PASSAGE SHOWN –
======

As I write this, many health care providers in Nashville are receiving the Pfizer-produced COVID-19 vaccine. As you read this, it’s likely even more medical workers will be receiving Moderna’s vaccine, which was cleared for emergency use by the Food and Drug Administration late last week.
“Both of them are really highly effective in the clinical trials, so we’re optimistic,” says Dr. Rand Carpenter, the Metro Public Health Department’s chief epidemiologist.
Indeed, clinical trials have shown the efficacy rate of the Pfizer vaccine to be about 95 percent, and Moderna’s to be about 94 percent. That’s significantly more effective, Carpenter points out, than the average flu shot. When the Scene caught up with Metro’s top epidemic expert last week, he explained that about 5,000 doses of the Pfizer vaccine were being shipped to hospitals in Davidson County, to be administered to members of what the state has designated as the Phase 1a1 group in its vaccination plan.
The state’s tiered plan — which, Carpenter explains, Davidson County will be in step with — begins with “people who work in the ICU, the emergency department, staff that come in direct contact with COVID patients or infectious materials.” Other members of the state’s Phase 1a1 group include first responders and COVID-19 testing site staff.

======

TASK TO COMPLETE – Continue the article on Nashville's COVID-19 vaccine rollout, picking up right after its last sentence.

======

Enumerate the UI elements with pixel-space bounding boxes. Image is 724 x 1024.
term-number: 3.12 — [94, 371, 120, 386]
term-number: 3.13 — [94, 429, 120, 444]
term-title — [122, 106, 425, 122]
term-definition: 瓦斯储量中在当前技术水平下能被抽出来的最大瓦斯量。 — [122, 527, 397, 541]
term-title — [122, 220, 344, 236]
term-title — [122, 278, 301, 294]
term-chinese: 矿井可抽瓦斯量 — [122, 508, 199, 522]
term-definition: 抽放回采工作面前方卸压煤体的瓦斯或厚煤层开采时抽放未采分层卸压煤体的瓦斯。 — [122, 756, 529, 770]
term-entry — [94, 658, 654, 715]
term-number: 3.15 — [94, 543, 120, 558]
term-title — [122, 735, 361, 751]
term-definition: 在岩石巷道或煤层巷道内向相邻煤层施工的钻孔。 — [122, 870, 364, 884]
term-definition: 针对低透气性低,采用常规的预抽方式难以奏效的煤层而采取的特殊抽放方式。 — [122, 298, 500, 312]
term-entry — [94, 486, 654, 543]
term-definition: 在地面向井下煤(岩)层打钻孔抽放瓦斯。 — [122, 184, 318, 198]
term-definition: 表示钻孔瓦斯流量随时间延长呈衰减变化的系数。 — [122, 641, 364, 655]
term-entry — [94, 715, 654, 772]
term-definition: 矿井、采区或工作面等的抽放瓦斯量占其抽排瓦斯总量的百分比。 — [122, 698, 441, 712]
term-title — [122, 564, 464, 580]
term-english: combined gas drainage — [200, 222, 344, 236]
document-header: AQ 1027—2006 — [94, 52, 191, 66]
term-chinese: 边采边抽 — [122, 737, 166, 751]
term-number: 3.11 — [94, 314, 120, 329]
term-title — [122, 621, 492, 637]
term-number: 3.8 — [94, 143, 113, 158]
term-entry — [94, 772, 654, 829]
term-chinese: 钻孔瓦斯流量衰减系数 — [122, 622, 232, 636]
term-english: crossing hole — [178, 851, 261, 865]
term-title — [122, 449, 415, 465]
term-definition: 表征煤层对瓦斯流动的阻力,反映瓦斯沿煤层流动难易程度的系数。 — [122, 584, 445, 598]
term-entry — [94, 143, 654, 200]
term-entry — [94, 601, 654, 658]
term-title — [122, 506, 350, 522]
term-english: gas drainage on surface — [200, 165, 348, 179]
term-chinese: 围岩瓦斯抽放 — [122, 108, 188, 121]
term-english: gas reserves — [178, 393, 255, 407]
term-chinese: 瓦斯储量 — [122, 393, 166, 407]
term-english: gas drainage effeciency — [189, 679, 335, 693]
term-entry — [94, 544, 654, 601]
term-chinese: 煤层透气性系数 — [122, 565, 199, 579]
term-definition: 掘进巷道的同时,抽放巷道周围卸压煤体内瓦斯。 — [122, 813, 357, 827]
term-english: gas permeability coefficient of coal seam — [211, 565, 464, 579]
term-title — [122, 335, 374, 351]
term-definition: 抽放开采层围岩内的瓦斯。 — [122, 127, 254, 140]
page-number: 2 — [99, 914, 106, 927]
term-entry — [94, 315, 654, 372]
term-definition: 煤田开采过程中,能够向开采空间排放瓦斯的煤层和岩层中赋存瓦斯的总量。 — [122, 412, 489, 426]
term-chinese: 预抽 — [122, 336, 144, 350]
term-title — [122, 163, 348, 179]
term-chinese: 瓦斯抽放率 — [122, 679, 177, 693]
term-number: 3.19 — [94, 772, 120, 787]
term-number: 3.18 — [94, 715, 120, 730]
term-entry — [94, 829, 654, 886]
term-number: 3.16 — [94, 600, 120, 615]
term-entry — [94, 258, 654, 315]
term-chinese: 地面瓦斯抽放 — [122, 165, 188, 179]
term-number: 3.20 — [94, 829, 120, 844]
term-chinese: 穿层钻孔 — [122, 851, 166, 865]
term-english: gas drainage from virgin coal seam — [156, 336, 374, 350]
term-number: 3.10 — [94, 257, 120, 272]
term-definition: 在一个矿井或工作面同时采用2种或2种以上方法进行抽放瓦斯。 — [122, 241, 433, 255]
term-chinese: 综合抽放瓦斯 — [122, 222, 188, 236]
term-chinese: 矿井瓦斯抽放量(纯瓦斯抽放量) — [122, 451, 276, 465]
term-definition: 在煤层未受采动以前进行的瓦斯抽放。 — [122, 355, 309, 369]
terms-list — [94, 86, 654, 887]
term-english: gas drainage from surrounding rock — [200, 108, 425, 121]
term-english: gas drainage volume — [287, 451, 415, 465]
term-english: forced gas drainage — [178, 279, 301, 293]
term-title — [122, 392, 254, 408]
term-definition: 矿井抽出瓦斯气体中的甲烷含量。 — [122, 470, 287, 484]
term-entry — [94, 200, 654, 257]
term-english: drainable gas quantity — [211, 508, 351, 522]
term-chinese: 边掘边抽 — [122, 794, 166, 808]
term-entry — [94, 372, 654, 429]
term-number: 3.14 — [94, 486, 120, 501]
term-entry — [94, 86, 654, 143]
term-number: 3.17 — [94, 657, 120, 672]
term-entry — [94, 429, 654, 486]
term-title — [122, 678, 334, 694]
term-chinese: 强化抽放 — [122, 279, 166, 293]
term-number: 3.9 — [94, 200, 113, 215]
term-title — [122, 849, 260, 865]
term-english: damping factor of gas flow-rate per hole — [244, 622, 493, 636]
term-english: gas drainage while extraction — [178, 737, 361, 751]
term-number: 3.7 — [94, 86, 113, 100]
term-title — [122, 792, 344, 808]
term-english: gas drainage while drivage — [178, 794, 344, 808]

======

THE ANSWER –
“The Moderna vaccine is what will go to county health departments across the state, including Davidson,” Carpenter says. “The state will also take some of that Moderna shipment to start the work at the long-term care facilities that retail pharmacy partners are going to be engaged in.”
Once the first group has been vaccinated, members of Phase 1a2 will receive their shots — pharmacists, dentists, behavioral health providers and other health care workers who come in regular direct contact with patients. After that, vaccination of the general public will begin.
“Right now we’re outfitting one point of distribution and working with community partners on another couple points of distribution,” Carpenter says. “And we’ll try some of that out with these early phases — with Phases 1a1 and 1a2. And then we’ll plan to use some of those same points of distribution as well as adding others in critical locations so that we [can] make it easy for the community to get in.”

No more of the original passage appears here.